Restate the whole listing word for word. Pictures are left out.

###

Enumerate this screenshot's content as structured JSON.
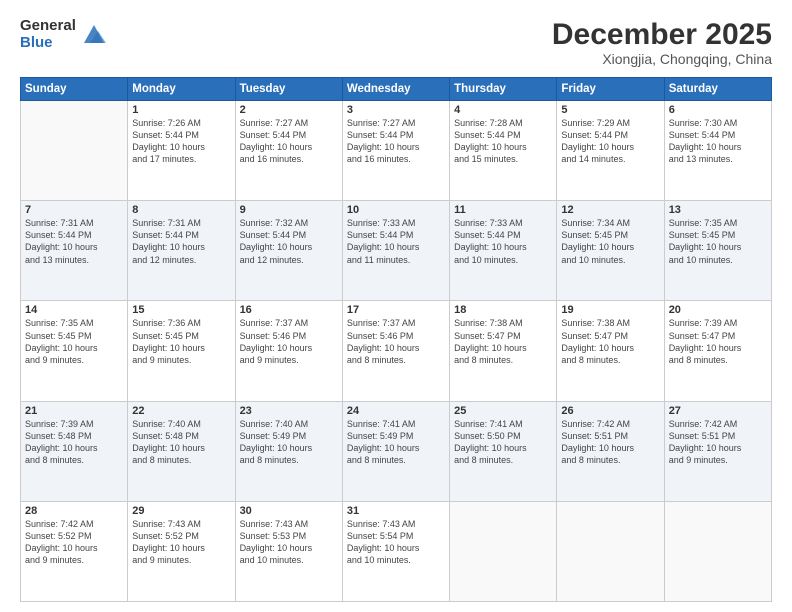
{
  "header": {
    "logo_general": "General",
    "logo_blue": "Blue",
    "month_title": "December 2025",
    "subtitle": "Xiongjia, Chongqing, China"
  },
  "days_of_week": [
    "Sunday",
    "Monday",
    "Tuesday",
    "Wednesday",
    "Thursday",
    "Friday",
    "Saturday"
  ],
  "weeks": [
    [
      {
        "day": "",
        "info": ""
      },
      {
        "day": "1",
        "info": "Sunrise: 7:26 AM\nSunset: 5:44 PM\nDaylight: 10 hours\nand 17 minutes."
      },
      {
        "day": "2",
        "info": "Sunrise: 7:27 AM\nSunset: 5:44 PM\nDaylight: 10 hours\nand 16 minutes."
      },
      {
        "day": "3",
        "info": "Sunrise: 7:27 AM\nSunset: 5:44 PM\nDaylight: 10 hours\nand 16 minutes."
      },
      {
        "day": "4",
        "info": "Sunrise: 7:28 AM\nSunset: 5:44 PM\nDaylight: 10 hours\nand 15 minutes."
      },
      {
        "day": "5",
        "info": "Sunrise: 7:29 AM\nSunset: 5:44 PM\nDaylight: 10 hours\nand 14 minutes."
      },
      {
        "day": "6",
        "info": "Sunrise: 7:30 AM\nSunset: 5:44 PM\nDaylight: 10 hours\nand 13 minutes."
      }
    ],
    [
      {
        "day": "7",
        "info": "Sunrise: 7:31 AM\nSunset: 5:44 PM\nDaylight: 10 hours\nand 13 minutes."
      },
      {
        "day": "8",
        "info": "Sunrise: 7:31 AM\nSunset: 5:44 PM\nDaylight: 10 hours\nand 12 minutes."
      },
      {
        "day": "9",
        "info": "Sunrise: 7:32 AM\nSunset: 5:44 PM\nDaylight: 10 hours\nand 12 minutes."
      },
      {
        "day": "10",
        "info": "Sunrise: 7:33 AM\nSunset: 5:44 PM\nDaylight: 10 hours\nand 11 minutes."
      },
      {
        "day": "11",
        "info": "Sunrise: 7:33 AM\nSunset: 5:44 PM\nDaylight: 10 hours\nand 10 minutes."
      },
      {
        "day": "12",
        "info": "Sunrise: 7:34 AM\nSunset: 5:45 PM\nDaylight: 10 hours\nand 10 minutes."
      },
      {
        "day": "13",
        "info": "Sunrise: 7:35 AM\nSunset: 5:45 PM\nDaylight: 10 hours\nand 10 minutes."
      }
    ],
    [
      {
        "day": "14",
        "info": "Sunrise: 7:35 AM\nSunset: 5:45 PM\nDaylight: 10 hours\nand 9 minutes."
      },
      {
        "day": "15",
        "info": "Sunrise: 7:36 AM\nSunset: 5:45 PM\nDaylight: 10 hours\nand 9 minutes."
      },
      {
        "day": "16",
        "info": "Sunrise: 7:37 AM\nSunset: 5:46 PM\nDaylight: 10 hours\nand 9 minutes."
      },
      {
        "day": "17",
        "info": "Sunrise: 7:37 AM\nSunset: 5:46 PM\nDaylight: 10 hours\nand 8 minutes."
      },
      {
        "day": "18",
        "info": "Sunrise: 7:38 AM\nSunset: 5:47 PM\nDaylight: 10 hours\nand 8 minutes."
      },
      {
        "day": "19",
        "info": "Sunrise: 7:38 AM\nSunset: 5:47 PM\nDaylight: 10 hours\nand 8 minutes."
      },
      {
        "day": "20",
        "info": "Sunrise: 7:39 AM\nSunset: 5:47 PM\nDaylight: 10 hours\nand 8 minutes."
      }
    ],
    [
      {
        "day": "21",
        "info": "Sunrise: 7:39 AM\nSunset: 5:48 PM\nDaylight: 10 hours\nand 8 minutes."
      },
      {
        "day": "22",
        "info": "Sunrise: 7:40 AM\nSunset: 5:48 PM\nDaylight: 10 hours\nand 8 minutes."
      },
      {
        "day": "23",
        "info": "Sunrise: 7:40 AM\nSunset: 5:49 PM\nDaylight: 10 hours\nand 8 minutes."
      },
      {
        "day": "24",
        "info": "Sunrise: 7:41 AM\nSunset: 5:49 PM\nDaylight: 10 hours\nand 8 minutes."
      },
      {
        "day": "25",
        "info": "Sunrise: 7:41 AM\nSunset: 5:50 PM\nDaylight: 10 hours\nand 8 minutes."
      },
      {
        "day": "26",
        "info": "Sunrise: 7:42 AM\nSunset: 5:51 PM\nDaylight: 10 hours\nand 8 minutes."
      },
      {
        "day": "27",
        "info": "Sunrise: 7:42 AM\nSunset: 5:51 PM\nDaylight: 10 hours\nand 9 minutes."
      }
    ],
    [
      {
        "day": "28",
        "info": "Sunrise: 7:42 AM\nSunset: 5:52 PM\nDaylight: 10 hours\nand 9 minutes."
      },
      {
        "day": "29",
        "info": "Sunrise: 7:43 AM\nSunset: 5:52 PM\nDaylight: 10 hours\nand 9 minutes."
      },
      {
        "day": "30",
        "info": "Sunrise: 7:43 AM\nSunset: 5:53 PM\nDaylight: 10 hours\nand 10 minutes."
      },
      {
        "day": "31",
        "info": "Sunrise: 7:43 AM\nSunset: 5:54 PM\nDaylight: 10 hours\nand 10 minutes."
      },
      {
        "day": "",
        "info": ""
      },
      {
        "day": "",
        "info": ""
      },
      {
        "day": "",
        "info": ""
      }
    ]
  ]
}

###

REPLY TO THE TASK
Enumerate this screenshot's content as structured JSON.
{
  "header": {
    "logo_general": "General",
    "logo_blue": "Blue",
    "month_title": "December 2025",
    "subtitle": "Xiongjia, Chongqing, China"
  },
  "days_of_week": [
    "Sunday",
    "Monday",
    "Tuesday",
    "Wednesday",
    "Thursday",
    "Friday",
    "Saturday"
  ],
  "weeks": [
    [
      {
        "day": "",
        "info": ""
      },
      {
        "day": "1",
        "info": "Sunrise: 7:26 AM\nSunset: 5:44 PM\nDaylight: 10 hours\nand 17 minutes."
      },
      {
        "day": "2",
        "info": "Sunrise: 7:27 AM\nSunset: 5:44 PM\nDaylight: 10 hours\nand 16 minutes."
      },
      {
        "day": "3",
        "info": "Sunrise: 7:27 AM\nSunset: 5:44 PM\nDaylight: 10 hours\nand 16 minutes."
      },
      {
        "day": "4",
        "info": "Sunrise: 7:28 AM\nSunset: 5:44 PM\nDaylight: 10 hours\nand 15 minutes."
      },
      {
        "day": "5",
        "info": "Sunrise: 7:29 AM\nSunset: 5:44 PM\nDaylight: 10 hours\nand 14 minutes."
      },
      {
        "day": "6",
        "info": "Sunrise: 7:30 AM\nSunset: 5:44 PM\nDaylight: 10 hours\nand 13 minutes."
      }
    ],
    [
      {
        "day": "7",
        "info": "Sunrise: 7:31 AM\nSunset: 5:44 PM\nDaylight: 10 hours\nand 13 minutes."
      },
      {
        "day": "8",
        "info": "Sunrise: 7:31 AM\nSunset: 5:44 PM\nDaylight: 10 hours\nand 12 minutes."
      },
      {
        "day": "9",
        "info": "Sunrise: 7:32 AM\nSunset: 5:44 PM\nDaylight: 10 hours\nand 12 minutes."
      },
      {
        "day": "10",
        "info": "Sunrise: 7:33 AM\nSunset: 5:44 PM\nDaylight: 10 hours\nand 11 minutes."
      },
      {
        "day": "11",
        "info": "Sunrise: 7:33 AM\nSunset: 5:44 PM\nDaylight: 10 hours\nand 10 minutes."
      },
      {
        "day": "12",
        "info": "Sunrise: 7:34 AM\nSunset: 5:45 PM\nDaylight: 10 hours\nand 10 minutes."
      },
      {
        "day": "13",
        "info": "Sunrise: 7:35 AM\nSunset: 5:45 PM\nDaylight: 10 hours\nand 10 minutes."
      }
    ],
    [
      {
        "day": "14",
        "info": "Sunrise: 7:35 AM\nSunset: 5:45 PM\nDaylight: 10 hours\nand 9 minutes."
      },
      {
        "day": "15",
        "info": "Sunrise: 7:36 AM\nSunset: 5:45 PM\nDaylight: 10 hours\nand 9 minutes."
      },
      {
        "day": "16",
        "info": "Sunrise: 7:37 AM\nSunset: 5:46 PM\nDaylight: 10 hours\nand 9 minutes."
      },
      {
        "day": "17",
        "info": "Sunrise: 7:37 AM\nSunset: 5:46 PM\nDaylight: 10 hours\nand 8 minutes."
      },
      {
        "day": "18",
        "info": "Sunrise: 7:38 AM\nSunset: 5:47 PM\nDaylight: 10 hours\nand 8 minutes."
      },
      {
        "day": "19",
        "info": "Sunrise: 7:38 AM\nSunset: 5:47 PM\nDaylight: 10 hours\nand 8 minutes."
      },
      {
        "day": "20",
        "info": "Sunrise: 7:39 AM\nSunset: 5:47 PM\nDaylight: 10 hours\nand 8 minutes."
      }
    ],
    [
      {
        "day": "21",
        "info": "Sunrise: 7:39 AM\nSunset: 5:48 PM\nDaylight: 10 hours\nand 8 minutes."
      },
      {
        "day": "22",
        "info": "Sunrise: 7:40 AM\nSunset: 5:48 PM\nDaylight: 10 hours\nand 8 minutes."
      },
      {
        "day": "23",
        "info": "Sunrise: 7:40 AM\nSunset: 5:49 PM\nDaylight: 10 hours\nand 8 minutes."
      },
      {
        "day": "24",
        "info": "Sunrise: 7:41 AM\nSunset: 5:49 PM\nDaylight: 10 hours\nand 8 minutes."
      },
      {
        "day": "25",
        "info": "Sunrise: 7:41 AM\nSunset: 5:50 PM\nDaylight: 10 hours\nand 8 minutes."
      },
      {
        "day": "26",
        "info": "Sunrise: 7:42 AM\nSunset: 5:51 PM\nDaylight: 10 hours\nand 8 minutes."
      },
      {
        "day": "27",
        "info": "Sunrise: 7:42 AM\nSunset: 5:51 PM\nDaylight: 10 hours\nand 9 minutes."
      }
    ],
    [
      {
        "day": "28",
        "info": "Sunrise: 7:42 AM\nSunset: 5:52 PM\nDaylight: 10 hours\nand 9 minutes."
      },
      {
        "day": "29",
        "info": "Sunrise: 7:43 AM\nSunset: 5:52 PM\nDaylight: 10 hours\nand 9 minutes."
      },
      {
        "day": "30",
        "info": "Sunrise: 7:43 AM\nSunset: 5:53 PM\nDaylight: 10 hours\nand 10 minutes."
      },
      {
        "day": "31",
        "info": "Sunrise: 7:43 AM\nSunset: 5:54 PM\nDaylight: 10 hours\nand 10 minutes."
      },
      {
        "day": "",
        "info": ""
      },
      {
        "day": "",
        "info": ""
      },
      {
        "day": "",
        "info": ""
      }
    ]
  ]
}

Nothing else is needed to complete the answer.